§ Goal of the exercise
Your task is to reproduce the material exactly.

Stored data
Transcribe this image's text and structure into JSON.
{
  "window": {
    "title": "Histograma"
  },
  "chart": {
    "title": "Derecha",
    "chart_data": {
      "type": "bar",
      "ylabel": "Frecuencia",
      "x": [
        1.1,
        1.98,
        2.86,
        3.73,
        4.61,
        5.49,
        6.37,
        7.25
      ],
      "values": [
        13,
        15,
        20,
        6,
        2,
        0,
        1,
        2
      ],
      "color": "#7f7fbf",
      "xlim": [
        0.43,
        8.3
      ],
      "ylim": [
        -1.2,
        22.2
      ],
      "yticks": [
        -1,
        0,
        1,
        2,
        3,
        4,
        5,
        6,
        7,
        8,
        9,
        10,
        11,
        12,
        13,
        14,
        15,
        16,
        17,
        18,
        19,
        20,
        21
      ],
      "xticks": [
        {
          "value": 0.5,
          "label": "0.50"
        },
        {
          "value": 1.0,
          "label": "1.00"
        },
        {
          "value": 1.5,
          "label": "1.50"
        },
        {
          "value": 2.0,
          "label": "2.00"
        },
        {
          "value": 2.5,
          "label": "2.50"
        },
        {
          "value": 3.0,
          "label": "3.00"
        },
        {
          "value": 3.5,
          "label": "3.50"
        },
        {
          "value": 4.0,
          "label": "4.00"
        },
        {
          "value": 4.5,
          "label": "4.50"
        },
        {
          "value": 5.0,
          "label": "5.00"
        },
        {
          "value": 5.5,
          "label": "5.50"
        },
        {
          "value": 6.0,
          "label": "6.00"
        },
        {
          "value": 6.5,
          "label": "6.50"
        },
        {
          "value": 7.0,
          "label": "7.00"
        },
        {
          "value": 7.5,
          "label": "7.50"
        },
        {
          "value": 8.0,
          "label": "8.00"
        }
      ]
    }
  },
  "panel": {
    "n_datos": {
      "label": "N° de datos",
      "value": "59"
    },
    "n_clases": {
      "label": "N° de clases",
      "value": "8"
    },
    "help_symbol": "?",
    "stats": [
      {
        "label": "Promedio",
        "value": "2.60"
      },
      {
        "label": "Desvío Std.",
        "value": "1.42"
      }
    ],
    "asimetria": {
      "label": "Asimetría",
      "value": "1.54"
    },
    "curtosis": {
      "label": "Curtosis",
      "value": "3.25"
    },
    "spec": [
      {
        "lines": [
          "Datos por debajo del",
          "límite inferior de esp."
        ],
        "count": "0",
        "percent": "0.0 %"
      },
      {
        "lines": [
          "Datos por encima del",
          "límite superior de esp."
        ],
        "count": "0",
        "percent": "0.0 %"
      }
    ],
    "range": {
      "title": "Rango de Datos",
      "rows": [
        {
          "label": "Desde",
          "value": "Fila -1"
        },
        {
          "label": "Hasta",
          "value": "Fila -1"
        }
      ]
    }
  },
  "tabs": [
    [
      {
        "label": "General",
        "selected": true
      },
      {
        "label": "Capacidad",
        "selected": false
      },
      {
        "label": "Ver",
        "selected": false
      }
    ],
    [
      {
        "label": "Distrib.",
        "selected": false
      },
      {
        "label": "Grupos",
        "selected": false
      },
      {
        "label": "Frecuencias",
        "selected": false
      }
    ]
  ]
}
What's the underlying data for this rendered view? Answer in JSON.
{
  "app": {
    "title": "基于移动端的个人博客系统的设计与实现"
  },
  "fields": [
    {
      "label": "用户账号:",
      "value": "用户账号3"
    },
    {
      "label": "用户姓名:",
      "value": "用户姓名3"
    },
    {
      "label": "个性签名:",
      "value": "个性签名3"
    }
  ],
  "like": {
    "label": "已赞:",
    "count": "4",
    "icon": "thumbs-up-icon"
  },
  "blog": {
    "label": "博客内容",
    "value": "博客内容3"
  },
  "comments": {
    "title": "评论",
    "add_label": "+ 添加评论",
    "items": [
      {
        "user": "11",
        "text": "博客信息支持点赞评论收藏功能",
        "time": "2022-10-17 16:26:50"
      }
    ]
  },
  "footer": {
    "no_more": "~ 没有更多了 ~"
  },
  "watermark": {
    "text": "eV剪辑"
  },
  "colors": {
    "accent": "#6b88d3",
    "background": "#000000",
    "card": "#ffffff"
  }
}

§ Exercise output
Transcribe this image's text and structure into JSON.
{
  "window": {
    "title": "Histograma"
  },
  "chart": {
    "title": "Derecha",
    "chart_data": {
      "type": "bar",
      "ylabel": "Frecuencia",
      "x": [
        1.1,
        1.98,
        2.86,
        3.73,
        4.61,
        5.49,
        6.37,
        7.25
      ],
      "values": [
        13,
        15,
        20,
        6,
        2,
        0,
        1,
        2
      ],
      "color": "#7f7fbf",
      "xlim": [
        0.43,
        8.3
      ],
      "ylim": [
        -1.2,
        22.2
      ],
      "yticks": [
        -1,
        0,
        1,
        2,
        3,
        4,
        5,
        6,
        7,
        8,
        9,
        10,
        11,
        12,
        13,
        14,
        15,
        16,
        17,
        18,
        19,
        20,
        21
      ],
      "xticks": [
        {
          "value": 0.5,
          "label": "0.50"
        },
        {
          "value": 1.0,
          "label": "1.00"
        },
        {
          "value": 1.5,
          "label": "1.50"
        },
        {
          "value": 2.0,
          "label": "2.00"
        },
        {
          "value": 2.5,
          "label": "2.50"
        },
        {
          "value": 3.0,
          "label": "3.00"
        },
        {
          "value": 3.5,
          "label": "3.50"
        },
        {
          "value": 4.0,
          "label": "4.00"
        },
        {
          "value": 4.5,
          "label": "4.50"
        },
        {
          "value": 5.0,
          "label": "5.00"
        },
        {
          "value": 5.5,
          "label": "5.50"
        },
        {
          "value": 6.0,
          "label": "6.00"
        },
        {
          "value": 6.5,
          "label": "6.50"
        },
        {
          "value": 7.0,
          "label": "7.00"
        },
        {
          "value": 7.5,
          "label": "7.50"
        },
        {
          "value": 8.0,
          "label": "8.00"
        }
      ]
    }
  },
  "panel": {
    "n_datos": {
      "label": "N° de datos",
      "value": "59"
    },
    "n_clases": {
      "label": "N° de clases",
      "value": "8"
    },
    "help_symbol": "?",
    "stats": [
      {
        "label": "Promedio",
        "value": "2.60"
      },
      {
        "label": "Desvío Std.",
        "value": "1.42"
      }
    ],
    "asimetria": {
      "label": "Asimetría",
      "value": "1.54"
    },
    "curtosis": {
      "label": "Curtosis",
      "value": "3.25"
    },
    "spec": [
      {
        "lines": [
          "Datos por debajo del",
          "límite inferior de esp."
        ],
        "count": "0",
        "percent": "0.0 %"
      },
      {
        "lines": [
          "Datos por encima del",
          "límite superior de esp."
        ],
        "count": "0",
        "percent": "0.0 %"
      }
    ],
    "range": {
      "title": "Rango de Datos",
      "rows": [
        {
          "label": "Desde",
          "value": "Fila -1"
        },
        {
          "label": "Hasta",
          "value": "Fila -1"
        }
      ]
    }
  },
  "tabs": [
    [
      {
        "label": "General",
        "selected": true
      },
      {
        "label": "Capacidad",
        "selected": false
      },
      {
        "label": "Ver",
        "selected": false
      }
    ],
    [
      {
        "label": "Distrib.",
        "selected": false
      },
      {
        "label": "Grupos",
        "selected": false
      },
      {
        "label": "Frecuencias",
        "selected": false
      }
    ]
  ]
}
What's the underlying data for this rendered view? Answer in JSON.
{
  "app": {
    "title": "基于移动端的个人博客系统的设计与实现"
  },
  "fields": [
    {
      "label": "用户账号:",
      "value": "用户账号3"
    },
    {
      "label": "用户姓名:",
      "value": "用户姓名3"
    },
    {
      "label": "个性签名:",
      "value": "个性签名3"
    }
  ],
  "like": {
    "label": "已赞:",
    "count": "4",
    "icon": "thumbs-up-icon"
  },
  "blog": {
    "label": "博客内容",
    "value": "博客内容3"
  },
  "comments": {
    "title": "评论",
    "add_label": "+ 添加评论",
    "items": [
      {
        "user": "11",
        "text": "博客信息支持点赞评论收藏功能",
        "time": "2022-10-17 16:26:50"
      }
    ]
  },
  "footer": {
    "no_more": "~ 没有更多了 ~"
  },
  "watermark": {
    "text": "eV剪辑"
  },
  "colors": {
    "accent": "#6b88d3",
    "background": "#000000",
    "card": "#ffffff"
  }
}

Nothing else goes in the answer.